— DO THIS —
Each entry below is to be given again word for word, with no pictures.
━━━━━━━━━━━━━━━━━━━━
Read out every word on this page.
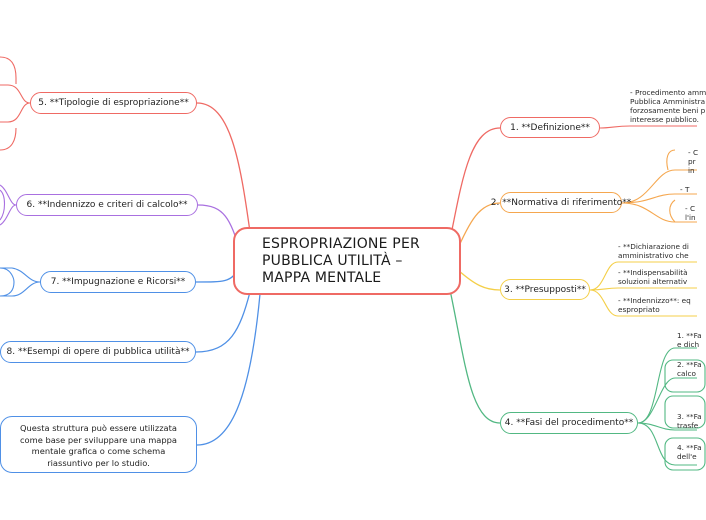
ESPROPRIAZIONE PER
PUBBLICA UTILITÀ –
MAPPA MENTALE
1. **Definizione**
2. **Normativa di riferimento**
3. **Presupposti**
4. **Fasi del procedimento**
5. **Tipologie di espropriazione**
6. **Indennizzo e criteri di calcolo**
7. **Impugnazione e Ricorsi**
8. **Esempi di opere di pubblica utilità**
Questa struttura può essere utilizzata
come base per sviluppare una mappa
mentale grafica o come schema
riassuntivo per lo studio.
- Procedimento amm
Pubblica Amministra
forzosamente beni p
interesse pubblico.
- C
pr
in
- T
- C
l'in
- **Dichiarazione di
amministrativo che
- **Indispensabilità
soluzioni alternativ
- **Indennizzo**: eq
espropriato
1. **Fa
e dich
2. **Fa
calco
3. **Fa
trasfe
4. **Fa
dell'e
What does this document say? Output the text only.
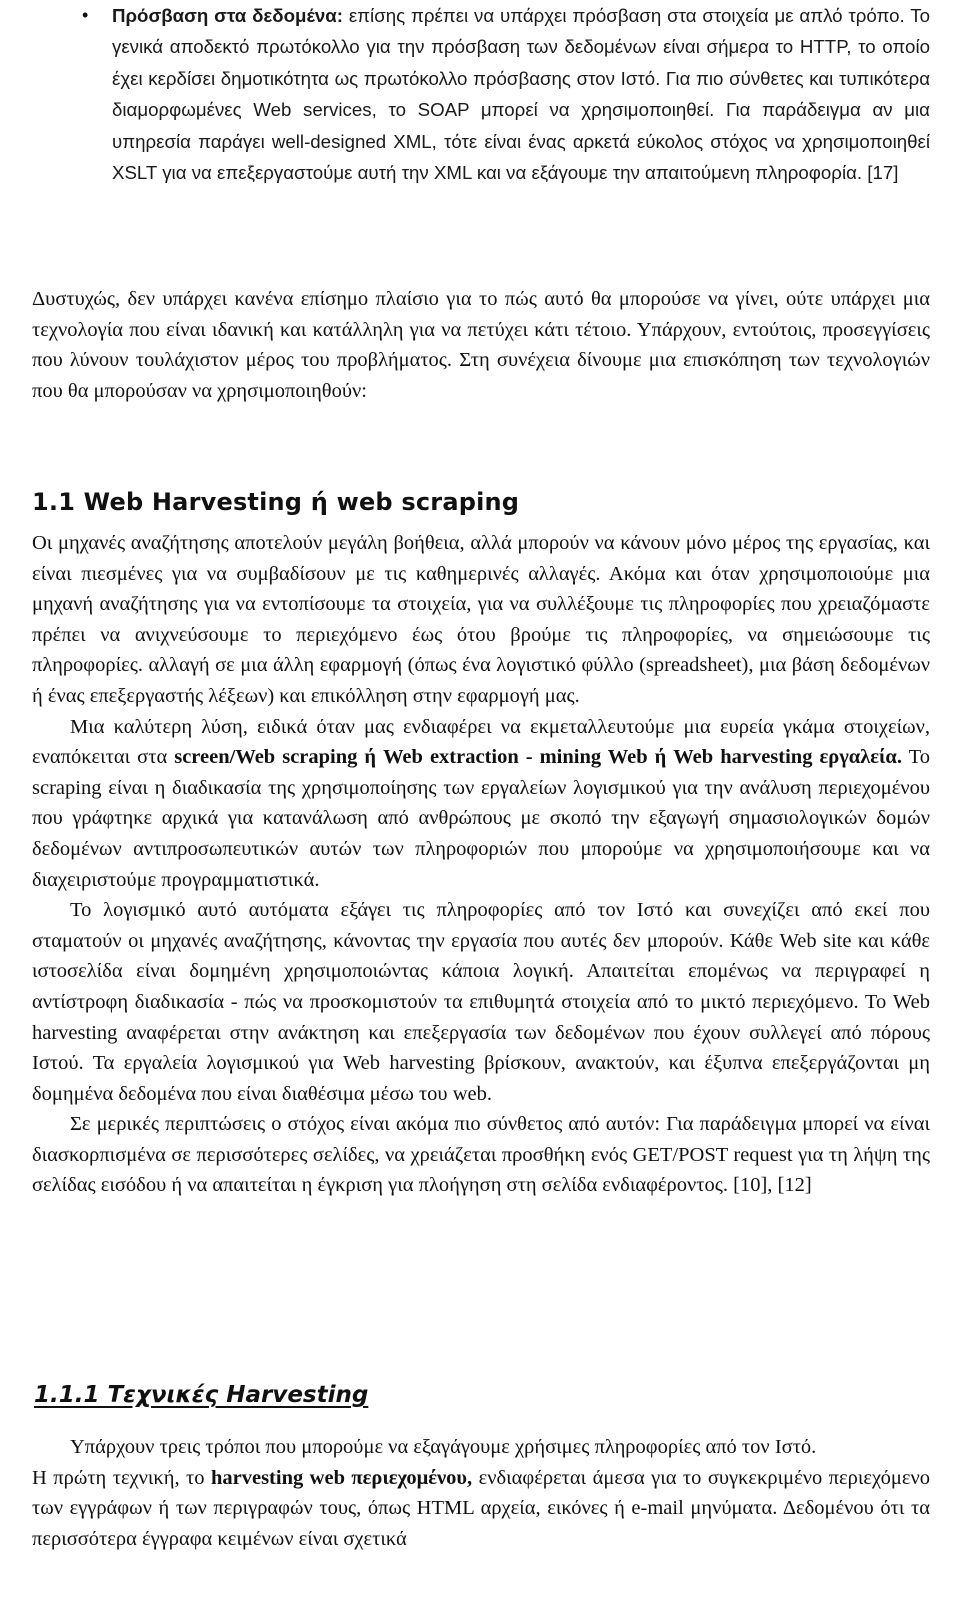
• Πρόσβαση στα δεδομένα: επίσης πρέπει να υπάρχει πρόσβαση στα στοιχεία με απλό τρόπο. Το γενικά αποδεκτό πρωτόκολλο για την πρόσβαση των δεδομένων είναι σήμερα το HTTP, το οποίο έχει κερδίσει δημοτικότητα ως πρωτόκολλο πρόσβασης στον Ιστό. Για πιο σύνθετες και τυπικότερα διαμορφωμένες Web services, το SOAP μπορεί να χρησιμοποιηθεί. Για παράδειγμα αν μια υπηρεσία παράγει well-designed XML, τότε είναι ένας αρκετά εύκολος στόχος να χρησιμοποιηθεί XSLT για να επεξεργαστούμε αυτή την XML και να εξάγουμε την απαιτούμενη πληροφορία. [17]

Δυστυχώς, δεν υπάρχει κανένα επίσημο πλαίσιο για το πώς αυτό θα μπορούσε να γίνει, ούτε υπάρχει μια τεχνολογία που είναι ιδανική και κατάλληλη για να πετύχει κάτι τέτοιο. Υπάρχουν, εντούτοις, προσεγγίσεις που λύνουν τουλάχιστον μέρος του προβλήματος. Στη συνέχεια δίνουμε μια επισκόπηση των τεχνολογιών που θα μπορούσαν να χρησιμοποιηθούν:

1.1 Web Harvesting ή web scraping

Οι μηχανές αναζήτησης αποτελούν μεγάλη βοήθεια, αλλά μπορούν να κάνουν μόνο μέρος της εργασίας, και είναι πιεσμένες για να συμβαδίσουν με τις καθημερινές αλλαγές. Ακόμα και όταν χρησιμοποιούμε μια μηχανή αναζήτησης για να εντοπίσουμε τα στοιχεία, για να συλλέξουμε τις πληροφορίες που χρειαζόμαστε πρέπει να ανιχνεύσουμε το περιεχόμενο έως ότου βρούμε τις πληροφορίες, να σημειώσουμε τις πληροφορίες. αλλαγή σε μια άλλη εφαρμογή (όπως ένα λογιστικό φύλλο (spreadsheet), μια βάση δεδομένων ή ένας επεξεργαστής λέξεων) και επικόλληση στην εφαρμογή μας.

Μια καλύτερη λύση, ειδικά όταν μας ενδιαφέρει να εκμεταλλευτούμε μια ευρεία γκάμα στοιχείων, εναπόκειται στα screen/Web scraping ή Web extraction - mining Web ή Web harvesting εργαλεία. Το scraping είναι η διαδικασία της χρησιμοποίησης των εργαλείων λογισμικού για την ανάλυση περιεχομένου που γράφτηκε αρχικά για κατανάλωση από ανθρώπους με σκοπό την εξαγωγή σημασιολογικών δομών δεδομένων αντιπροσωπευτικών αυτών των πληροφοριών που μπορούμε να χρησιμοποιήσουμε και να διαχειριστούμε προγραμματιστικά.

Το λογισμικό αυτό αυτόματα εξάγει τις πληροφορίες από τον Ιστό και συνεχίζει από εκεί που σταματούν οι μηχανές αναζήτησης, κάνοντας την εργασία που αυτές δεν μπορούν. Κάθε Web site και κάθε ιστοσελίδα είναι δομημένη χρησιμοποιώντας κάποια λογική. Απαιτείται επομένως να περιγραφεί η αντίστροφη διαδικασία - πώς να προσκομιστούν τα επιθυμητά στοιχεία από το μικτό περιεχόμενο. Το Web harvesting αναφέρεται στην ανάκτηση και επεξεργασία των δεδομένων που έχουν συλλεγεί από πόρους Ιστού. Τα εργαλεία λογισμικού για Web harvesting βρίσκουν, ανακτούν, και έξυπνα επεξεργάζονται μη δομημένα δεδομένα που είναι διαθέσιμα μέσω του web.

Σε μερικές περιπτώσεις ο στόχος είναι ακόμα πιο σύνθετος από αυτόν: Για παράδειγμα μπορεί να είναι διασκορπισμένα σε περισσότερες σελίδες, να χρειάζεται προσθήκη ενός GET/POST request για τη λήψη της σελίδας εισόδου ή να απαιτείται η έγκριση για πλοήγηση στη σελίδα ενδιαφέροντος. [10], [12]

1.1.1 Τεχνικές Harvesting

Υπάρχουν τρεις τρόποι που μπορούμε να εξαγάγουμε χρήσιμες πληροφορίες από τον Ιστό.

Η πρώτη τεχνική, το harvesting web περιεχομένου, ενδιαφέρεται άμεσα για το συγκεκριμένο περιεχόμενο των εγγράφων ή των περιγραφών τους, όπως HTML αρχεία, εικόνες ή e-mail μηνύματα. Δεδομένου ότι τα περισσότερα έγγραφα κειμένων είναι σχετικά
━━━━━━━━━━━━━━━━━━━━
— FINISHED ANSWER —
Read out every word on this page.
ESPROPRIAZIONE PER
PUBBLICA UTILITÀ –
MAPPA MENTALE
1. **Definizione**
2. **Normativa di riferimento**
3. **Presupposti**
4. **Fasi del procedimento**
5. **Tipologie di espropriazione**
6. **Indennizzo e criteri di calcolo**
7. **Impugnazione e Ricorsi**
8. **Esempi di opere di pubblica utilità**
Questa struttura può essere utilizzata
come base per sviluppare una mappa
mentale grafica o come schema
riassuntivo per lo studio.
- Procedimento amm
Pubblica Amministra
forzosamente beni p
interesse pubblico.
- C
pr
in
- T
- C
l'in
- **Dichiarazione di
amministrativo che
- **Indispensabilità
soluzioni alternativ
- **Indennizzo**: eq
espropriato
1. **Fa
e dich
2. **Fa
calco
3. **Fa
trasfe
4. **Fa
dell'e
What does this document say? Output the text only.
• Πρόσβαση στα δεδομένα: επίσης πρέπει να υπάρχει πρόσβαση στα στοιχεία με απλό τρόπο. Το γενικά αποδεκτό πρωτόκολλο για την πρόσβαση των δεδομένων είναι σήμερα το HTTP, το οποίο έχει κερδίσει δημοτικότητα ως πρωτόκολλο πρόσβασης στον Ιστό. Για πιο σύνθετες και τυπικότερα διαμορφωμένες Web services, το SOAP μπορεί να χρησιμοποιηθεί. Για παράδειγμα αν μια υπηρεσία παράγει well-designed XML, τότε είναι ένας αρκετά εύκολος στόχος να χρησιμοποιηθεί XSLT για να επεξεργαστούμε αυτή την XML και να εξάγουμε την απαιτούμενη πληροφορία. [17]

Δυστυχώς, δεν υπάρχει κανένα επίσημο πλαίσιο για το πώς αυτό θα μπορούσε να γίνει, ούτε υπάρχει μια τεχνολογία που είναι ιδανική και κατάλληλη για να πετύχει κάτι τέτοιο. Υπάρχουν, εντούτοις, προσεγγίσεις που λύνουν τουλάχιστον μέρος του προβλήματος. Στη συνέχεια δίνουμε μια επισκόπηση των τεχνολογιών που θα μπορούσαν να χρησιμοποιηθούν:

1.1 Web Harvesting ή web scraping

Οι μηχανές αναζήτησης αποτελούν μεγάλη βοήθεια, αλλά μπορούν να κάνουν μόνο μέρος της εργασίας, και είναι πιεσμένες για να συμβαδίσουν με τις καθημερινές αλλαγές. Ακόμα και όταν χρησιμοποιούμε μια μηχανή αναζήτησης για να εντοπίσουμε τα στοιχεία, για να συλλέξουμε τις πληροφορίες που χρειαζόμαστε πρέπει να ανιχνεύσουμε το περιεχόμενο έως ότου βρούμε τις πληροφορίες, να σημειώσουμε τις πληροφορίες. αλλαγή σε μια άλλη εφαρμογή (όπως ένα λογιστικό φύλλο (spreadsheet), μια βάση δεδομένων ή ένας επεξεργαστής λέξεων) και επικόλληση στην εφαρμογή μας.

Μια καλύτερη λύση, ειδικά όταν μας ενδιαφέρει να εκμεταλλευτούμε μια ευρεία γκάμα στοιχείων, εναπόκειται στα screen/Web scraping ή Web extraction - mining Web ή Web harvesting εργαλεία. Το scraping είναι η διαδικασία της χρησιμοποίησης των εργαλείων λογισμικού για την ανάλυση περιεχομένου που γράφτηκε αρχικά για κατανάλωση από ανθρώπους με σκοπό την εξαγωγή σημασιολογικών δομών δεδομένων αντιπροσωπευτικών αυτών των πληροφοριών που μπορούμε να χρησιμοποιήσουμε και να διαχειριστούμε προγραμματιστικά.

Το λογισμικό αυτό αυτόματα εξάγει τις πληροφορίες από τον Ιστό και συνεχίζει από εκεί που σταματούν οι μηχανές αναζήτησης, κάνοντας την εργασία που αυτές δεν μπορούν. Κάθε Web site και κάθε ιστοσελίδα είναι δομημένη χρησιμοποιώντας κάποια λογική. Απαιτείται επομένως να περιγραφεί η αντίστροφη διαδικασία - πώς να προσκομιστούν τα επιθυμητά στοιχεία από το μικτό περιεχόμενο. Το Web harvesting αναφέρεται στην ανάκτηση και επεξεργασία των δεδομένων που έχουν συλλεγεί από πόρους Ιστού. Τα εργαλεία λογισμικού για Web harvesting βρίσκουν, ανακτούν, και έξυπνα επεξεργάζονται μη δομημένα δεδομένα που είναι διαθέσιμα μέσω του web.

Σε μερικές περιπτώσεις ο στόχος είναι ακόμα πιο σύνθετος από αυτόν: Για παράδειγμα μπορεί να είναι διασκορπισμένα σε περισσότερες σελίδες, να χρειάζεται προσθήκη ενός GET/POST request για τη λήψη της σελίδας εισόδου ή να απαιτείται η έγκριση για πλοήγηση στη σελίδα ενδιαφέροντος. [10], [12]

1.1.1 Τεχνικές Harvesting

Υπάρχουν τρεις τρόποι που μπορούμε να εξαγάγουμε χρήσιμες πληροφορίες από τον Ιστό.

Η πρώτη τεχνική, το harvesting web περιεχομένου, ενδιαφέρεται άμεσα για το συγκεκριμένο περιεχόμενο των εγγράφων ή των περιγραφών τους, όπως HTML αρχεία, εικόνες ή e-mail μηνύματα. Δεδομένου ότι τα περισσότερα έγγραφα κειμένων είναι σχετικά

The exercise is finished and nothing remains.